### [Task prompt]
Every entry must be repeated exactly. Exclude all pictures.

### [Material shown]
- - -

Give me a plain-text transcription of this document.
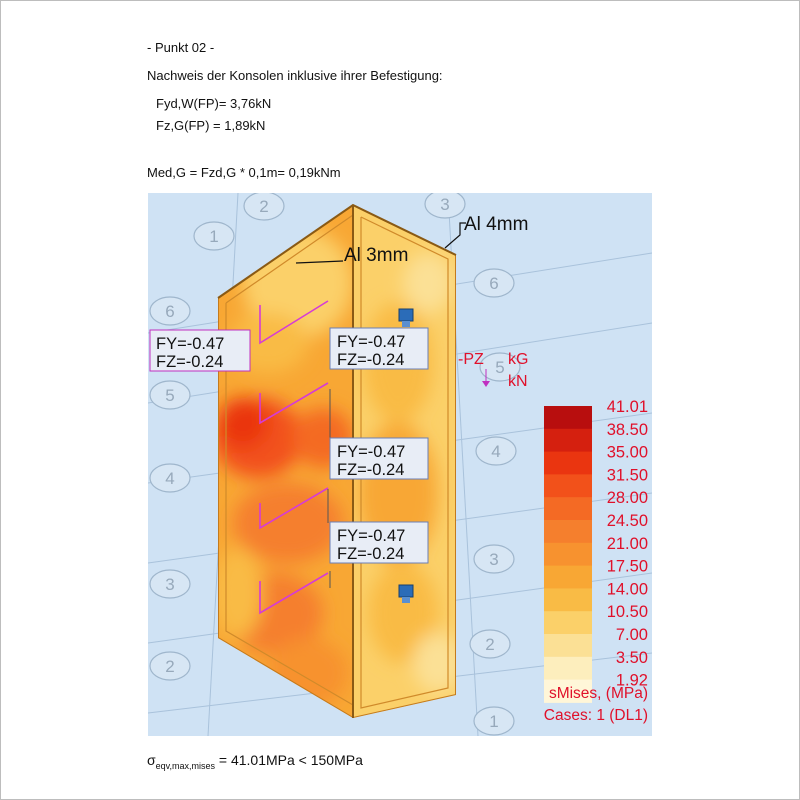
- Punkt 02 -
Nachweis der Konsolen inklusive ihrer Befestigung:
Fyd,W(FP)= 3,76kN
Fz,G(FP) = 1,89kN
Med,G = Fzd,G * 0,1m= 0,19kNm
1
2	3
6
5
4
3
2
6
5
4
3
2
1
Al 3mm
Al 4mm
FY=-0.47
FZ=-0.24
FY=-0.47
FZ=-0.24
FY=-0.47
FZ=-0.24
FY=-0.47
FZ=-0.24
-PZ kG
kN
41.01
38.50
35.00
31.50
28.00
24.50
21.00
17.50
14.00
10.50
7.00
3.50
1.92
sMises, (MPa)
Cases: 1 (DL1)
$\sigma_{eqv,max,mises} = 41.01MPa < 150MPa$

- - -

### [Solution to the exercise]
Give me a plain-text transcription of this document.
- Punkt 02 -
Nachweis der Konsolen inklusive ihrer Befestigung:
Fyd,W(FP)= 3,76kN
Fz,G(FP) = 1,89kN
Med,G = Fzd,G * 0,1m= 0,19kNm
1
2	3
6
5
4
3
2
6
5
4
3
2
1
Al 3mm
Al 4mm
FY=-0.47
FZ=-0.24
FY=-0.47
FZ=-0.24
FY=-0.47
FZ=-0.24
FY=-0.47
FZ=-0.24
-PZ kG
kN
41.01
38.50
35.00
31.50
28.00
24.50
21.00
17.50
14.00
10.50
7.00
3.50
1.92
sMises, (MPa)
Cases: 1 (DL1)
$\sigma_{eqv,max,mises} = 41.01MPa < 150MPa$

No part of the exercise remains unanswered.